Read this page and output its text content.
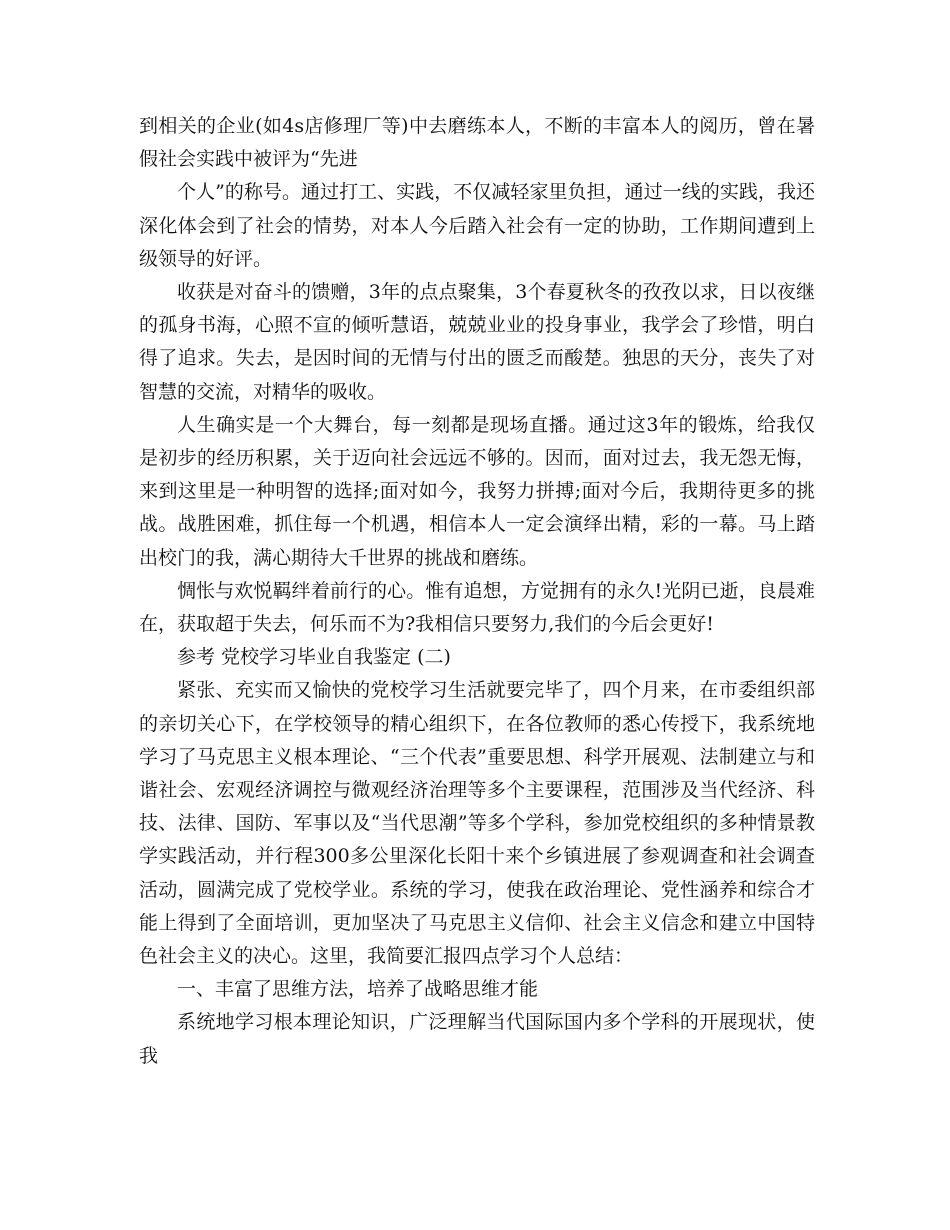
到相关的企业(如4s店修理厂等)中去磨练本人，不断的丰富本人的阅历，曾在暑假社会实践中被评为“先进

个人”的称号。通过打工、实践，不仅减轻家里负担，通过一线的实践，我还深化体会到了社会的情势，对本人今后踏入社会有一定的协助，工作期间遭到上级领导的好评。

收获是对奋斗的馈赠，3年的点点聚集，3个春夏秋冬的孜孜以求，日以夜继的孤身书海，心照不宣的倾听慧语，兢兢业业的投身事业，我学会了珍惜，明白得了追求。失去，是因时间的无情与付出的匮乏而酸楚。独思的天分，丧失了对智慧的交流，对精华的吸收。

人生确实是一个大舞台，每一刻都是现场直播。通过这3年的锻炼，给我仅是初步的经历积累，关于迈向社会远远不够的。因而，面对过去，我无怨无悔，来到这里是一种明智的选择;面对如今，我努力拼搏;面对今后，我期待更多的挑战。战胜困难，抓住每一个机遇，相信本人一定会演绎出精，彩的一幕。马上踏出校门的我，满心期待大千世界的挑战和磨练。

惆怅与欢悦羁绊着前行的心。惟有追想，方觉拥有的永久!光阴已逝，良晨难在，获取超于失去，何乐而不为?我相信只要努力,我们的今后会更好!

参考 党校学习毕业自我鉴定 (二)

紧张、充实而又愉快的党校学习生活就要完毕了，四个月来，在市委组织部的亲切关心下，在学校领导的精心组织下，在各位教师的悉心传授下，我系统地学习了马克思主义根本理论、“三个代表”重要思想、科学开展观、法制建立与和谐社会、宏观经济调控与微观经济治理等多个主要课程，范围涉及当代经济、科技、法律、国防、军事以及“当代思潮”等多个学科，参加党校组织的多种情景教学实践活动，并行程300多公里深化长阳十来个乡镇进展了参观调查和社会调查活动，圆满完成了党校学业。系统的学习，使我在政治理论、党性涵养和综合才能上得到了全面培训，更加坚决了马克思主义信仰、社会主义信念和建立中国特色社会主义的决心。这里，我简要汇报四点学习个人总结：

一、丰富了思维方法，培养了战略思维才能

系统地学习根本理论知识，广泛理解当代国际国内多个学科的开展现状，使我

What you need to do
Skip the pictures, then retype every line above exactly.

Written answer
Read this page and output its text content.
到相关的企业(如4s店修理厂等)中去磨练本人，不断的丰富本人的阅历，曾在暑假社会实践中被评为“先进

个人”的称号。通过打工、实践，不仅减轻家里负担，通过一线的实践，我还深化体会到了社会的情势，对本人今后踏入社会有一定的协助，工作期间遭到上级领导的好评。

收获是对奋斗的馈赠，3年的点点聚集，3个春夏秋冬的孜孜以求，日以夜继的孤身书海，心照不宣的倾听慧语，兢兢业业的投身事业，我学会了珍惜，明白得了追求。失去，是因时间的无情与付出的匮乏而酸楚。独思的天分，丧失了对智慧的交流，对精华的吸收。

人生确实是一个大舞台，每一刻都是现场直播。通过这3年的锻炼，给我仅是初步的经历积累，关于迈向社会远远不够的。因而，面对过去，我无怨无悔，来到这里是一种明智的选择;面对如今，我努力拼搏;面对今后，我期待更多的挑战。战胜困难，抓住每一个机遇，相信本人一定会演绎出精，彩的一幕。马上踏出校门的我，满心期待大千世界的挑战和磨练。

惆怅与欢悦羁绊着前行的心。惟有追想，方觉拥有的永久!光阴已逝，良晨难在，获取超于失去，何乐而不为?我相信只要努力,我们的今后会更好!

参考 党校学习毕业自我鉴定 (二)

紧张、充实而又愉快的党校学习生活就要完毕了，四个月来，在市委组织部的亲切关心下，在学校领导的精心组织下，在各位教师的悉心传授下，我系统地学习了马克思主义根本理论、“三个代表”重要思想、科学开展观、法制建立与和谐社会、宏观经济调控与微观经济治理等多个主要课程，范围涉及当代经济、科技、法律、国防、军事以及“当代思潮”等多个学科，参加党校组织的多种情景教学实践活动，并行程300多公里深化长阳十来个乡镇进展了参观调查和社会调查活动，圆满完成了党校学业。系统的学习，使我在政治理论、党性涵养和综合才能上得到了全面培训，更加坚决了马克思主义信仰、社会主义信念和建立中国特色社会主义的决心。这里，我简要汇报四点学习个人总结：

一、丰富了思维方法，培养了战略思维才能

系统地学习根本理论知识，广泛理解当代国际国内多个学科的开展现状，使我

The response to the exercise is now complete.